** TASK GOAL **
Print out each entry below exactly, please.

** DATASET RECORDS **

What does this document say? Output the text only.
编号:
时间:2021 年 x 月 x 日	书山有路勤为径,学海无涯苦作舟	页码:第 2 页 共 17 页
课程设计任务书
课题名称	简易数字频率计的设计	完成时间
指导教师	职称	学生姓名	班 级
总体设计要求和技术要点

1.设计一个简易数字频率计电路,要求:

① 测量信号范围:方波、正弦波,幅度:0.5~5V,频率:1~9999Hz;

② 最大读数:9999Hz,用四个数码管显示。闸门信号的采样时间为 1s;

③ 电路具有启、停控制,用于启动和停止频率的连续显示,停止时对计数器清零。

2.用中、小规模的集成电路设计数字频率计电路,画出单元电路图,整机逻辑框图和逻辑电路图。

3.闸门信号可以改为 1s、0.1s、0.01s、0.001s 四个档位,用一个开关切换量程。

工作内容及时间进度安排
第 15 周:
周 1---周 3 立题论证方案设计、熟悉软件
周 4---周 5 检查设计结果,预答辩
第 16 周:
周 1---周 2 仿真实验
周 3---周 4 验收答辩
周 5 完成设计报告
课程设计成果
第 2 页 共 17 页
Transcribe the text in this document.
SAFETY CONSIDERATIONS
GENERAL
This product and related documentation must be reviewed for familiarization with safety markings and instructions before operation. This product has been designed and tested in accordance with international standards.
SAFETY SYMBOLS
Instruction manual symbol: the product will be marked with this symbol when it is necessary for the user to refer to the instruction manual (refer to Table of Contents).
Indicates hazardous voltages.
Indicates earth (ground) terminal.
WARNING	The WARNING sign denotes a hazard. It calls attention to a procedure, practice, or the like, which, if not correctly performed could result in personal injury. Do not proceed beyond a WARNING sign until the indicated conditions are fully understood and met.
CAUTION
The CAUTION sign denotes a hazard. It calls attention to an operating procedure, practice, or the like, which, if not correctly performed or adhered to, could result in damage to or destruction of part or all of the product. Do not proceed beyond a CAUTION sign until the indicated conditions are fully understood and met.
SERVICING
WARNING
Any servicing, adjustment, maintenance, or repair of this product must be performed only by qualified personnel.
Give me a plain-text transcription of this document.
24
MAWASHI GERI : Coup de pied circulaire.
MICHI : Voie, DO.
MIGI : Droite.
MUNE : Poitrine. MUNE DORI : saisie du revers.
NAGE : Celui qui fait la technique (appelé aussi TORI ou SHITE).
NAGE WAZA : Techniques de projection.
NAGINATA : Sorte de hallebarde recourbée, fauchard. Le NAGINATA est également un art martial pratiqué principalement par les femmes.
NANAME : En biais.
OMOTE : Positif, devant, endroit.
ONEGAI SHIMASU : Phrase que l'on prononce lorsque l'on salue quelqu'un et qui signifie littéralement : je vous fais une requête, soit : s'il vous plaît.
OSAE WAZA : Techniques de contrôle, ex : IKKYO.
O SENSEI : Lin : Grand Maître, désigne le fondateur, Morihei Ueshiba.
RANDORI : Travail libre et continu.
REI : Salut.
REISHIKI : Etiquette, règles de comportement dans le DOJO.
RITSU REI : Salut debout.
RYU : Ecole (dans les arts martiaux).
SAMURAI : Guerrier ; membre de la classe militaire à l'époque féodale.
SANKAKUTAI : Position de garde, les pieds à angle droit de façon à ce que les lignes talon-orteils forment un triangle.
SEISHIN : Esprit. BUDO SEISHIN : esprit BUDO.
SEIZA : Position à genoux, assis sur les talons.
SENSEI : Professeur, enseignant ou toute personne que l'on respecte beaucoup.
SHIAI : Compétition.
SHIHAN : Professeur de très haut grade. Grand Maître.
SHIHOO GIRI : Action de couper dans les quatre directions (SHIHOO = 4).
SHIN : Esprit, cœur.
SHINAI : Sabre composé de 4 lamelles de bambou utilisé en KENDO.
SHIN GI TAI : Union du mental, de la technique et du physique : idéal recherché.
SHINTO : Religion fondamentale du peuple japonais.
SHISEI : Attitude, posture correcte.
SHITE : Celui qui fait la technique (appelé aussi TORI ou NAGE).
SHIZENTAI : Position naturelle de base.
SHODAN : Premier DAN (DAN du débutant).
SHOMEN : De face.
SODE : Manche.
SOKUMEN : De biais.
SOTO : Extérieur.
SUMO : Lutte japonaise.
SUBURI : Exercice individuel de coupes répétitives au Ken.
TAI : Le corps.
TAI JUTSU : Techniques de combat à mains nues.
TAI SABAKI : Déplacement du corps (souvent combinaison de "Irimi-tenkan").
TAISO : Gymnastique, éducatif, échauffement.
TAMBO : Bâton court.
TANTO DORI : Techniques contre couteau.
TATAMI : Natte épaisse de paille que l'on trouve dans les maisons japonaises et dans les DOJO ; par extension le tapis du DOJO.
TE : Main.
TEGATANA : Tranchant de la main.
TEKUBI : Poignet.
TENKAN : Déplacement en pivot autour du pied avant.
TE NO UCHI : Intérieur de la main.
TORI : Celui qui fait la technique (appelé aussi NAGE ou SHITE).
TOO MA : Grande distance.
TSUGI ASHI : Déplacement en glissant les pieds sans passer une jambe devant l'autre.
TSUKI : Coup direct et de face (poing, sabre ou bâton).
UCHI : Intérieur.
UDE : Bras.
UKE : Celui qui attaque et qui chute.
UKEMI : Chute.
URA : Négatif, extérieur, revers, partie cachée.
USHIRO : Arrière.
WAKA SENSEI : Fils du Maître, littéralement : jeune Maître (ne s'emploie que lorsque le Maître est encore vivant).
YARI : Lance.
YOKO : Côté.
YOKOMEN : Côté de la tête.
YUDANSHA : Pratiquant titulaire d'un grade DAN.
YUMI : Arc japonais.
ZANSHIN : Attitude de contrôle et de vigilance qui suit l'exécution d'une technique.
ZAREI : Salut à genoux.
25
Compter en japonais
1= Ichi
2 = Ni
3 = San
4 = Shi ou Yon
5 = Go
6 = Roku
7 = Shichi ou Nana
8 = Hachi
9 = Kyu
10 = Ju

** PROBLEM SOLUTION **
What does this document say? Output the text only.
编号:
时间:2021 年 x 月 x 日	书山有路勤为径,学海无涯苦作舟	页码:第 2 页 共 17 页
课程设计任务书
课题名称	简易数字频率计的设计	完成时间
指导教师	职称	学生姓名	班 级
总体设计要求和技术要点

1.设计一个简易数字频率计电路,要求:

① 测量信号范围:方波、正弦波,幅度:0.5~5V,频率:1~9999Hz;

② 最大读数:9999Hz,用四个数码管显示。闸门信号的采样时间为 1s;

③ 电路具有启、停控制,用于启动和停止频率的连续显示,停止时对计数器清零。

2.用中、小规模的集成电路设计数字频率计电路,画出单元电路图,整机逻辑框图和逻辑电路图。

3.闸门信号可以改为 1s、0.1s、0.01s、0.001s 四个档位,用一个开关切换量程。

工作内容及时间进度安排
第 15 周:
周 1---周 3 立题论证方案设计、熟悉软件
周 4---周 5 检查设计结果,预答辩
第 16 周:
周 1---周 2 仿真实验
周 3---周 4 验收答辩
周 5 完成设计报告
课程设计成果
第 2 页 共 17 页
Transcribe the text in this document.
SAFETY CONSIDERATIONS
GENERAL
This product and related documentation must be reviewed for familiarization with safety markings and instructions before operation. This product has been designed and tested in accordance with international standards.
SAFETY SYMBOLS
Instruction manual symbol: the product will be marked with this symbol when it is necessary for the user to refer to the instruction manual (refer to Table of Contents).
Indicates hazardous voltages.
Indicates earth (ground) terminal.
WARNING	The WARNING sign denotes a hazard. It calls attention to a procedure, practice, or the like, which, if not correctly performed could result in personal injury. Do not proceed beyond a WARNING sign until the indicated conditions are fully understood and met.
CAUTION
The CAUTION sign denotes a hazard. It calls attention to an operating procedure, practice, or the like, which, if not correctly performed or adhered to, could result in damage to or destruction of part or all of the product. Do not proceed beyond a CAUTION sign until the indicated conditions are fully understood and met.
SERVICING
WARNING
Any servicing, adjustment, maintenance, or repair of this product must be performed only by qualified personnel.
Give me a plain-text transcription of this document.
24
MAWASHI GERI : Coup de pied circulaire.
MICHI : Voie, DO.
MIGI : Droite.
MUNE : Poitrine. MUNE DORI : saisie du revers.
NAGE : Celui qui fait la technique (appelé aussi TORI ou SHITE).
NAGE WAZA : Techniques de projection.
NAGINATA : Sorte de hallebarde recourbée, fauchard. Le NAGINATA est également un art martial pratiqué principalement par les femmes.
NANAME : En biais.
OMOTE : Positif, devant, endroit.
ONEGAI SHIMASU : Phrase que l'on prononce lorsque l'on salue quelqu'un et qui signifie littéralement : je vous fais une requête, soit : s'il vous plaît.
OSAE WAZA : Techniques de contrôle, ex : IKKYO.
O SENSEI : Lin : Grand Maître, désigne le fondateur, Morihei Ueshiba.
RANDORI : Travail libre et continu.
REI : Salut.
REISHIKI : Etiquette, règles de comportement dans le DOJO.
RITSU REI : Salut debout.
RYU : Ecole (dans les arts martiaux).
SAMURAI : Guerrier ; membre de la classe militaire à l'époque féodale.
SANKAKUTAI : Position de garde, les pieds à angle droit de façon à ce que les lignes talon-orteils forment un triangle.
SEISHIN : Esprit. BUDO SEISHIN : esprit BUDO.
SEIZA : Position à genoux, assis sur les talons.
SENSEI : Professeur, enseignant ou toute personne que l'on respecte beaucoup.
SHIAI : Compétition.
SHIHAN : Professeur de très haut grade. Grand Maître.
SHIHOO GIRI : Action de couper dans les quatre directions (SHIHOO = 4).
SHIN : Esprit, cœur.
SHINAI : Sabre composé de 4 lamelles de bambou utilisé en KENDO.
SHIN GI TAI : Union du mental, de la technique et du physique : idéal recherché.
SHINTO : Religion fondamentale du peuple japonais.
SHISEI : Attitude, posture correcte.
SHITE : Celui qui fait la technique (appelé aussi TORI ou NAGE).
SHIZENTAI : Position naturelle de base.
SHODAN : Premier DAN (DAN du débutant).
SHOMEN : De face.
SODE : Manche.
SOKUMEN : De biais.
SOTO : Extérieur.
SUMO : Lutte japonaise.
SUBURI : Exercice individuel de coupes répétitives au Ken.
TAI : Le corps.
TAI JUTSU : Techniques de combat à mains nues.
TAI SABAKI : Déplacement du corps (souvent combinaison de "Irimi-tenkan").
TAISO : Gymnastique, éducatif, échauffement.
TAMBO : Bâton court.
TANTO DORI : Techniques contre couteau.
TATAMI : Natte épaisse de paille que l'on trouve dans les maisons japonaises et dans les DOJO ; par extension le tapis du DOJO.
TE : Main.
TEGATANA : Tranchant de la main.
TEKUBI : Poignet.
TENKAN : Déplacement en pivot autour du pied avant.
TE NO UCHI : Intérieur de la main.
TORI : Celui qui fait la technique (appelé aussi NAGE ou SHITE).
TOO MA : Grande distance.
TSUGI ASHI : Déplacement en glissant les pieds sans passer une jambe devant l'autre.
TSUKI : Coup direct et de face (poing, sabre ou bâton).
UCHI : Intérieur.
UDE : Bras.
UKE : Celui qui attaque et qui chute.
UKEMI : Chute.
URA : Négatif, extérieur, revers, partie cachée.
USHIRO : Arrière.
WAKA SENSEI : Fils du Maître, littéralement : jeune Maître (ne s'emploie que lorsque le Maître est encore vivant).
YARI : Lance.
YOKO : Côté.
YOKOMEN : Côté de la tête.
YUDANSHA : Pratiquant titulaire d'un grade DAN.
YUMI : Arc japonais.
ZANSHIN : Attitude de contrôle et de vigilance qui suit l'exécution d'une technique.
ZAREI : Salut à genoux.
25
Compter en japonais
1= Ichi
2 = Ni
3 = San
4 = Shi ou Yon
5 = Go
6 = Roku
7 = Shichi ou Nana
8 = Hachi
9 = Kyu
10 = Ju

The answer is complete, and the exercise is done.